-- Start AVAILABLE DATA --

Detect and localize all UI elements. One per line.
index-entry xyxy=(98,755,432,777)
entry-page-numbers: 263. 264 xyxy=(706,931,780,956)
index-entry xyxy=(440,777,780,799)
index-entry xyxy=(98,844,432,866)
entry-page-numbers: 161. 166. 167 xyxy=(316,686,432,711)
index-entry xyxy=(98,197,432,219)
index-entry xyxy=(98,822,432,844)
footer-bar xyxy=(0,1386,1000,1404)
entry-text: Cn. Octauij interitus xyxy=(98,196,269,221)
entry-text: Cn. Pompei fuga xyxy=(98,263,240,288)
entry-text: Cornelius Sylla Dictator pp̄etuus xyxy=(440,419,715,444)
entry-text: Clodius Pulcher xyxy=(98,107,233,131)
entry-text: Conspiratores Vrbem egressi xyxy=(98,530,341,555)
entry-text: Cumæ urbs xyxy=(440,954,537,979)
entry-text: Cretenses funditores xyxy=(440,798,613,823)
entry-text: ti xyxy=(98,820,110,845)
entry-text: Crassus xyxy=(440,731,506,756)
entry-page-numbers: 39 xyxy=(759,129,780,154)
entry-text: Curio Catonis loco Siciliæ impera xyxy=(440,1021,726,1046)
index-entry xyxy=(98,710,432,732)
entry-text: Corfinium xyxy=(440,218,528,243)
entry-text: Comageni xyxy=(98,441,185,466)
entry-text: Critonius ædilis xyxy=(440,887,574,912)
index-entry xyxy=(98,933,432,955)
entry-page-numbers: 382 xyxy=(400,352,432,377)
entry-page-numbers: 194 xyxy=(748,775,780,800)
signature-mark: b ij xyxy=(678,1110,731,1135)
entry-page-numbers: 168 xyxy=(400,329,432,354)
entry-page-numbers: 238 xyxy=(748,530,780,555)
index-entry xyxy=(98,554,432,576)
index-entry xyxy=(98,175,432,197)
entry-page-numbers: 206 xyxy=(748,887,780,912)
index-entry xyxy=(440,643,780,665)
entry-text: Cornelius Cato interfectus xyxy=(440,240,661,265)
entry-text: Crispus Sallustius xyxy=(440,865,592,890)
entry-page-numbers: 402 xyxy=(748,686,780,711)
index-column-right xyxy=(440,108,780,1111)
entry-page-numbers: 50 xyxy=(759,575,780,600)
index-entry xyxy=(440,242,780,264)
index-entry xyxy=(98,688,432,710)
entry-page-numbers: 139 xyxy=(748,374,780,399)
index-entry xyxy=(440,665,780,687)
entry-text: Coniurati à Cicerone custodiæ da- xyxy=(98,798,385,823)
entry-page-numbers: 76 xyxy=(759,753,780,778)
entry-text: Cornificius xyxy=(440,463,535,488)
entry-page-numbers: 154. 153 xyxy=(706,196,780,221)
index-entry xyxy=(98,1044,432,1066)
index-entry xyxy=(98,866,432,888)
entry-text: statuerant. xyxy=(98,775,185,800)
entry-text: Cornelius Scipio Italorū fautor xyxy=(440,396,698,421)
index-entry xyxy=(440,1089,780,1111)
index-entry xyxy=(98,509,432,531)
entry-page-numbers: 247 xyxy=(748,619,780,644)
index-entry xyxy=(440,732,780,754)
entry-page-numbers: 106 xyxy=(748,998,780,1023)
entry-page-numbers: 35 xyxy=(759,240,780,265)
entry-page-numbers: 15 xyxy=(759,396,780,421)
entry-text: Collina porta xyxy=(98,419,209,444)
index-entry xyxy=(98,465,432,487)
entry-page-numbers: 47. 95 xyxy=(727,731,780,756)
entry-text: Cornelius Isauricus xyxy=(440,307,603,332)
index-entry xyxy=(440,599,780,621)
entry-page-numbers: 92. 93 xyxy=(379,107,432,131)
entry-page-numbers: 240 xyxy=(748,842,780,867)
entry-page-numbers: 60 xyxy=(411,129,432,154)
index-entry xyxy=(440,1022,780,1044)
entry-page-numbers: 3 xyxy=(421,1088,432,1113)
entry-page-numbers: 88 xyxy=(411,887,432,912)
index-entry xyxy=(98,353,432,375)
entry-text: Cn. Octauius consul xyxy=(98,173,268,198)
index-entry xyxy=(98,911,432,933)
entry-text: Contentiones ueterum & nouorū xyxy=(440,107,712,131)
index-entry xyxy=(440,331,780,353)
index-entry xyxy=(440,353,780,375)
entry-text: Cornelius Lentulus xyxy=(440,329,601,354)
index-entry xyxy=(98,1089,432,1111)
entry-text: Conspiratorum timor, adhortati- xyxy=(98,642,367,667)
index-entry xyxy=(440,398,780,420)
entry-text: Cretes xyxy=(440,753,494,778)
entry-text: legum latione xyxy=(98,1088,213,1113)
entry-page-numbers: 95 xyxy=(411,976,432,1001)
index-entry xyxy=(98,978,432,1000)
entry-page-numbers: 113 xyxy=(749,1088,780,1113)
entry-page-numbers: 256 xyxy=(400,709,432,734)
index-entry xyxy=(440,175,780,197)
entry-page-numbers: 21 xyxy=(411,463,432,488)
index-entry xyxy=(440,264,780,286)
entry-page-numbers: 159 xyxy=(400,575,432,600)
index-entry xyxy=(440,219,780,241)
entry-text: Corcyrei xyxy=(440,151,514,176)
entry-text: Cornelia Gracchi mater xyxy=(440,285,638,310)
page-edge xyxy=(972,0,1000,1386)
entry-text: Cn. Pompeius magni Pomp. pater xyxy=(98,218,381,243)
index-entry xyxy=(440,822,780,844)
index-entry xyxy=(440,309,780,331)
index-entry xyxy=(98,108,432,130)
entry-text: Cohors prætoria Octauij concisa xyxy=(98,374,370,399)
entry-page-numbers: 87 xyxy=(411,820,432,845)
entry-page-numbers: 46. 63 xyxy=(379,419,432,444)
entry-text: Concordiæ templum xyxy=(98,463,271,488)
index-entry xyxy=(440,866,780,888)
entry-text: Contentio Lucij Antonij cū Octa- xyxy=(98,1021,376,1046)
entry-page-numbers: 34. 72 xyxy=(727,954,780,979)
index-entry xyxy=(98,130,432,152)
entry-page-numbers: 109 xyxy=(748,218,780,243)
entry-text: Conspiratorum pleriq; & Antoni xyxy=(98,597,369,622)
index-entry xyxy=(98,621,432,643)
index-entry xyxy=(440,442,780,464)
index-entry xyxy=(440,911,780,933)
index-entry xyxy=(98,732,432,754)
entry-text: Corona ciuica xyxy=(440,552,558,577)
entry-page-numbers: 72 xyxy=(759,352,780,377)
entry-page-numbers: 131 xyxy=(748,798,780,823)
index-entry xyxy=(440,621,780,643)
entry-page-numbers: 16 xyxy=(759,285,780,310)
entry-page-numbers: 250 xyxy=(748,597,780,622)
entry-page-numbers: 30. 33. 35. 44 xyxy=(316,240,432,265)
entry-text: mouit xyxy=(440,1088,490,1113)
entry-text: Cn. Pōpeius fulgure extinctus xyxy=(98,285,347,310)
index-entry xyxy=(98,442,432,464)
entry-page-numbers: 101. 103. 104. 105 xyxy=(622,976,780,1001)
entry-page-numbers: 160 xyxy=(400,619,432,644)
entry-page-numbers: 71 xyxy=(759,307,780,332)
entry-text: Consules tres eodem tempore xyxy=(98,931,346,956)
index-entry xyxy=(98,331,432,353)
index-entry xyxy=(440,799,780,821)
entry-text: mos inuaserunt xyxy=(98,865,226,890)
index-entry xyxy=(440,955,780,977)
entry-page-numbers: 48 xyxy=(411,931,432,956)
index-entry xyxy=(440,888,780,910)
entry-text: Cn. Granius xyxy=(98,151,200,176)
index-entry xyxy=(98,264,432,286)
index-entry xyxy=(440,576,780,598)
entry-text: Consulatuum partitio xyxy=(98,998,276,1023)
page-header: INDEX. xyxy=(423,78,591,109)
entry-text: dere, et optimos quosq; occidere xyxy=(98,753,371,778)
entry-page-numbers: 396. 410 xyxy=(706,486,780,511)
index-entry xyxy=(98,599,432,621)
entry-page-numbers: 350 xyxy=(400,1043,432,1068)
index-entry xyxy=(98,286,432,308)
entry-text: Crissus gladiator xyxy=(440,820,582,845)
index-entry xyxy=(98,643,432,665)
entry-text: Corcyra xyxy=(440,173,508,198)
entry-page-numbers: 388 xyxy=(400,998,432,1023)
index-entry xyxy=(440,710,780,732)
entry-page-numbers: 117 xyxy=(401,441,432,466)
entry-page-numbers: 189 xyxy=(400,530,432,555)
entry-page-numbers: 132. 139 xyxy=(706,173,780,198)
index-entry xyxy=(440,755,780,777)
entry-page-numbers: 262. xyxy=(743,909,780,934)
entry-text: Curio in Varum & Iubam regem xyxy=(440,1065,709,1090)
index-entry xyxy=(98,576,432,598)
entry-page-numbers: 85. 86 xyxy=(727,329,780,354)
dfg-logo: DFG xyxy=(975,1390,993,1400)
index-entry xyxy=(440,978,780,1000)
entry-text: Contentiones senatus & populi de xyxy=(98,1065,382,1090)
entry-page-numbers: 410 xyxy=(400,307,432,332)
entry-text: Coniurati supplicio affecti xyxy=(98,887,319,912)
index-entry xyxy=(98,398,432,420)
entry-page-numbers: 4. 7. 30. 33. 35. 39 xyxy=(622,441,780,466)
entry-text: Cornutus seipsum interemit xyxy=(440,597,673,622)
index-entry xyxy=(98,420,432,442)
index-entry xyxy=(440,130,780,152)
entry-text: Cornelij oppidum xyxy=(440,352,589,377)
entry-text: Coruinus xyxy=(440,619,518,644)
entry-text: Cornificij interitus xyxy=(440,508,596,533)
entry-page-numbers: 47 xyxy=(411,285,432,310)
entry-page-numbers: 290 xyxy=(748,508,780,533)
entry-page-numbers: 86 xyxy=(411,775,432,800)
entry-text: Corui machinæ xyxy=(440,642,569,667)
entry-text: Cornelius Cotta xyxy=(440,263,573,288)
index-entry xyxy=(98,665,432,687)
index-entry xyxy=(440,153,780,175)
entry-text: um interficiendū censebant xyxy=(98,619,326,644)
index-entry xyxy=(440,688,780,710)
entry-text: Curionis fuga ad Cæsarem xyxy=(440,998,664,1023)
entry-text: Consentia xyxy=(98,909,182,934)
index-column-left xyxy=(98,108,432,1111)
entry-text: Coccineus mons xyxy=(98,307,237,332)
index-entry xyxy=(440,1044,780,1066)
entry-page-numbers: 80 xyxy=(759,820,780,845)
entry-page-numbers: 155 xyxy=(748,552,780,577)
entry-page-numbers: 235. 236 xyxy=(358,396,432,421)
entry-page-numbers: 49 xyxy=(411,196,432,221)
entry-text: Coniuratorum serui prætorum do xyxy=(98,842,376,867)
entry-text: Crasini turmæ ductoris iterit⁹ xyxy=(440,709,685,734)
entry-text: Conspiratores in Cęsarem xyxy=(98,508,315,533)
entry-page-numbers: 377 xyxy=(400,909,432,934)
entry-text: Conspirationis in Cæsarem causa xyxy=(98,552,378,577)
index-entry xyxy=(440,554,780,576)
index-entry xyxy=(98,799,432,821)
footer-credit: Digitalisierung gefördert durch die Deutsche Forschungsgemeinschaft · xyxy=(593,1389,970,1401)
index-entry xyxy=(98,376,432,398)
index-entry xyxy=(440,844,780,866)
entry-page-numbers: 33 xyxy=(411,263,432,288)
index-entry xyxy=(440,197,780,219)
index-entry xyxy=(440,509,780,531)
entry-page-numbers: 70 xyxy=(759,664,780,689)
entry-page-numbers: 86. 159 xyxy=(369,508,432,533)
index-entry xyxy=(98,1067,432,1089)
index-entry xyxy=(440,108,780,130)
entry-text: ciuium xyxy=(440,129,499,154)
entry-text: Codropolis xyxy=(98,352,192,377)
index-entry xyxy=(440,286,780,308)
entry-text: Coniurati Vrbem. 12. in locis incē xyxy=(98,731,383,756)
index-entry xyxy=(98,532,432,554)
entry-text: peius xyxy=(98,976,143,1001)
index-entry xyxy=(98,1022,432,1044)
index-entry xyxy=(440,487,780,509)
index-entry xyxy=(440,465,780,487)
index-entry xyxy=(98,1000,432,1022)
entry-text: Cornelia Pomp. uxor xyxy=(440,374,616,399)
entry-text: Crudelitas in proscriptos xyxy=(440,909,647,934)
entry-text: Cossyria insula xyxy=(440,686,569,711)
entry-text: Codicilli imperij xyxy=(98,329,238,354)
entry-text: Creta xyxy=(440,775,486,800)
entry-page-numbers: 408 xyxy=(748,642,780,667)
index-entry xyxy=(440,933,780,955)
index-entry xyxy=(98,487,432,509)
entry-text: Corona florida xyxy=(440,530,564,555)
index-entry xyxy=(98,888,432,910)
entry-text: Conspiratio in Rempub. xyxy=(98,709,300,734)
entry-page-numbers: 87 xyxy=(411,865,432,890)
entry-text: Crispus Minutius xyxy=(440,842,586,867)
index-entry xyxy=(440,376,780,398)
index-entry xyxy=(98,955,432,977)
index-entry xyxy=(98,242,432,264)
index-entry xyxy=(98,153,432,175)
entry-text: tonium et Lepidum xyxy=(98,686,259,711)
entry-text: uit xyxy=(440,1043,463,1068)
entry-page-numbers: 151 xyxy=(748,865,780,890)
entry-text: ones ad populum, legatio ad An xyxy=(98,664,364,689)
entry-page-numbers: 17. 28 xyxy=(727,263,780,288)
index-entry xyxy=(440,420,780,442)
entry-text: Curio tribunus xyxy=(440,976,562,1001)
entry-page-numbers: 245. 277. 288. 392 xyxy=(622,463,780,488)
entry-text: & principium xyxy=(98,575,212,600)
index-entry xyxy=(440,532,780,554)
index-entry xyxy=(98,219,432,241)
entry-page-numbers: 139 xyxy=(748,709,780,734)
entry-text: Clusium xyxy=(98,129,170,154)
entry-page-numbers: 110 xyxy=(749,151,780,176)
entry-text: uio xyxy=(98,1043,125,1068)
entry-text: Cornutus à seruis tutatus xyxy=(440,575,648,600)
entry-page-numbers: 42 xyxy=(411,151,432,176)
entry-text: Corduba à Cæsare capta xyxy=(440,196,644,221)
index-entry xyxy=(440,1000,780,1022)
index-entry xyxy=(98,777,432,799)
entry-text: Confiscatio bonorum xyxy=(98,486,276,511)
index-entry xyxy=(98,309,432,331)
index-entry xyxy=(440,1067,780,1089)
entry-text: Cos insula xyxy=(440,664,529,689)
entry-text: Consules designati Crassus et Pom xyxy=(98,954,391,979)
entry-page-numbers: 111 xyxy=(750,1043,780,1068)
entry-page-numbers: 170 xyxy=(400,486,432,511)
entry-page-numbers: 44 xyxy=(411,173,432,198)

-- End AVAILABLE DATA --

• [WHAT YOU WILL DO]
Copy the records from their first line up to and including the line with "index-entry xyxy=(440,665,780,687)", with every line unchanged.

• [RESULT BELOW]
Detect and localize all UI elements. One per line.
index-entry xyxy=(98,755,432,777)
entry-page-numbers: 263. 264 xyxy=(706,931,780,956)
index-entry xyxy=(440,777,780,799)
index-entry xyxy=(98,844,432,866)
entry-page-numbers: 161. 166. 167 xyxy=(316,686,432,711)
index-entry xyxy=(98,197,432,219)
index-entry xyxy=(98,822,432,844)
footer-bar xyxy=(0,1386,1000,1404)
entry-text: Cn. Octauij interitus xyxy=(98,196,269,221)
entry-text: Cn. Pompei fuga xyxy=(98,263,240,288)
entry-text: Cornelius Sylla Dictator pp̄etuus xyxy=(440,419,715,444)
entry-text: Clodius Pulcher xyxy=(98,107,233,131)
entry-text: Conspiratores Vrbem egressi xyxy=(98,530,341,555)
entry-text: Cumæ urbs xyxy=(440,954,537,979)
entry-text: Cretenses funditores xyxy=(440,798,613,823)
entry-text: ti xyxy=(98,820,110,845)
entry-text: Crassus xyxy=(440,731,506,756)
entry-page-numbers: 39 xyxy=(759,129,780,154)
entry-text: Curio Catonis loco Siciliæ impera xyxy=(440,1021,726,1046)
index-entry xyxy=(98,710,432,732)
entry-text: Corfinium xyxy=(440,218,528,243)
entry-text: Comageni xyxy=(98,441,185,466)
entry-text: Critonius ædilis xyxy=(440,887,574,912)
index-entry xyxy=(98,933,432,955)
entry-page-numbers: 382 xyxy=(400,352,432,377)
entry-page-numbers: 194 xyxy=(748,775,780,800)
signature-mark: b ij xyxy=(678,1110,731,1135)
entry-page-numbers: 168 xyxy=(400,329,432,354)
entry-page-numbers: 238 xyxy=(748,530,780,555)
index-entry xyxy=(98,554,432,576)
index-entry xyxy=(98,175,432,197)
entry-page-numbers: 206 xyxy=(748,887,780,912)
index-entry xyxy=(440,643,780,665)
entry-text: Cornelius Cato interfectus xyxy=(440,240,661,265)
entry-text: Crispus Sallustius xyxy=(440,865,592,890)
entry-page-numbers: 402 xyxy=(748,686,780,711)
index-column-right xyxy=(440,108,780,1111)
entry-page-numbers: 50 xyxy=(759,575,780,600)
index-entry xyxy=(440,242,780,264)
index-entry xyxy=(98,688,432,710)
entry-page-numbers: 139 xyxy=(748,374,780,399)
index-entry xyxy=(440,665,780,687)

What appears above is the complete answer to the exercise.